▽

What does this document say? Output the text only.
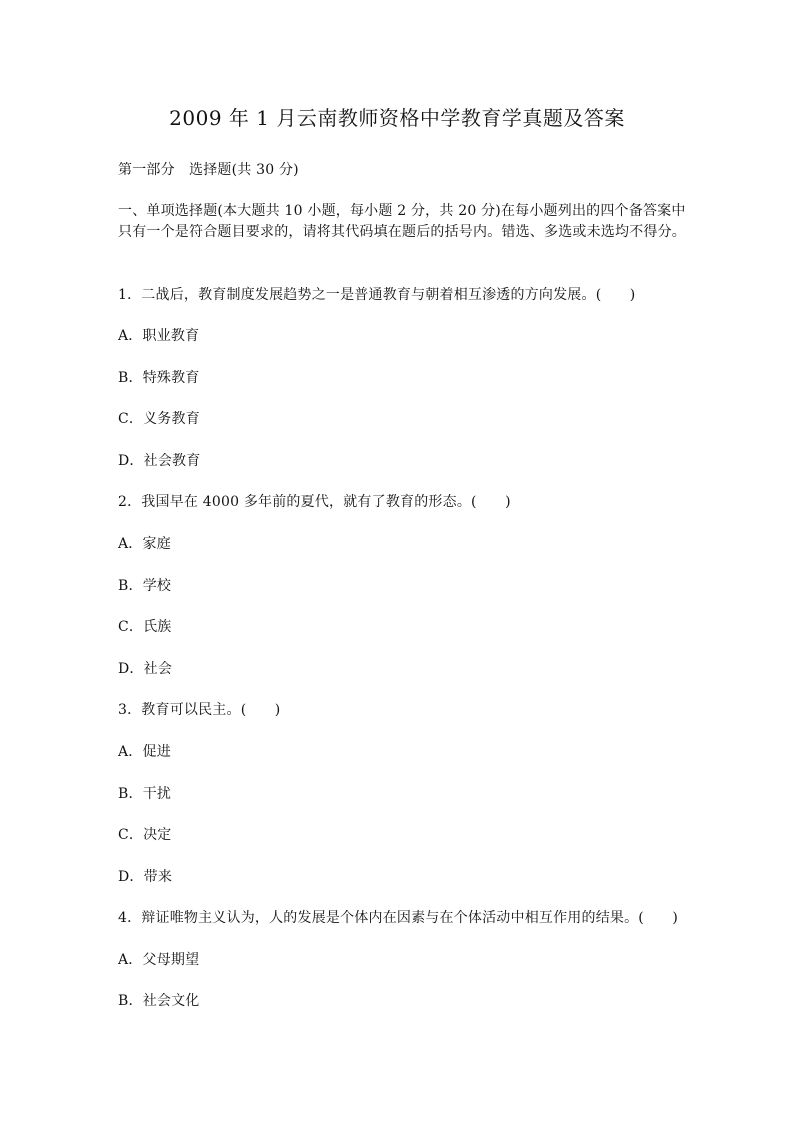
2009 年 1 月云南教师资格中学教育学真题及答案
第一部分　选择题(共 30 分)
一、单项选择题(本大题共 10 小题，每小题 2 分，共 20 分)在每小题列出的四个备答案中
只有一个是符合题目要求的，请将其代码填在题后的括号内。错选、多选或未选均不得分。
1．二战后，教育制度发展趋势之一是普通教育与朝着相互渗透的方向发展。(　　)
A．职业教育
B．特殊教育
C．义务教育
D．社会教育
2．我国早在 4000 多年前的夏代，就有了教育的形态。(　　)
A．家庭
B．学校
C．氏族
D．社会
3．教育可以民主。(　　)
A．促进
B．干扰
C．决定
D．带来
4．辩证唯物主义认为，人的发展是个体内在因素与在个体活动中相互作用的结果。(　　)
A．父母期望
B．社会文化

△

■ **Required work**: Reproduce every record above exactly, omitting the pictures.

■ **Answer for the task**:
What does this document say? Output the text only.
2009 年 1 月云南教师资格中学教育学真题及答案
第一部分　选择题(共 30 分)
一、单项选择题(本大题共 10 小题，每小题 2 分，共 20 分)在每小题列出的四个备答案中
只有一个是符合题目要求的，请将其代码填在题后的括号内。错选、多选或未选均不得分。
1．二战后，教育制度发展趋势之一是普通教育与朝着相互渗透的方向发展。(　　)
A．职业教育
B．特殊教育
C．义务教育
D．社会教育
2．我国早在 4000 多年前的夏代，就有了教育的形态。(　　)
A．家庭
B．学校
C．氏族
D．社会
3．教育可以民主。(　　)
A．促进
B．干扰
C．决定
D．带来
4．辩证唯物主义认为，人的发展是个体内在因素与在个体活动中相互作用的结果。(　　)
A．父母期望
B．社会文化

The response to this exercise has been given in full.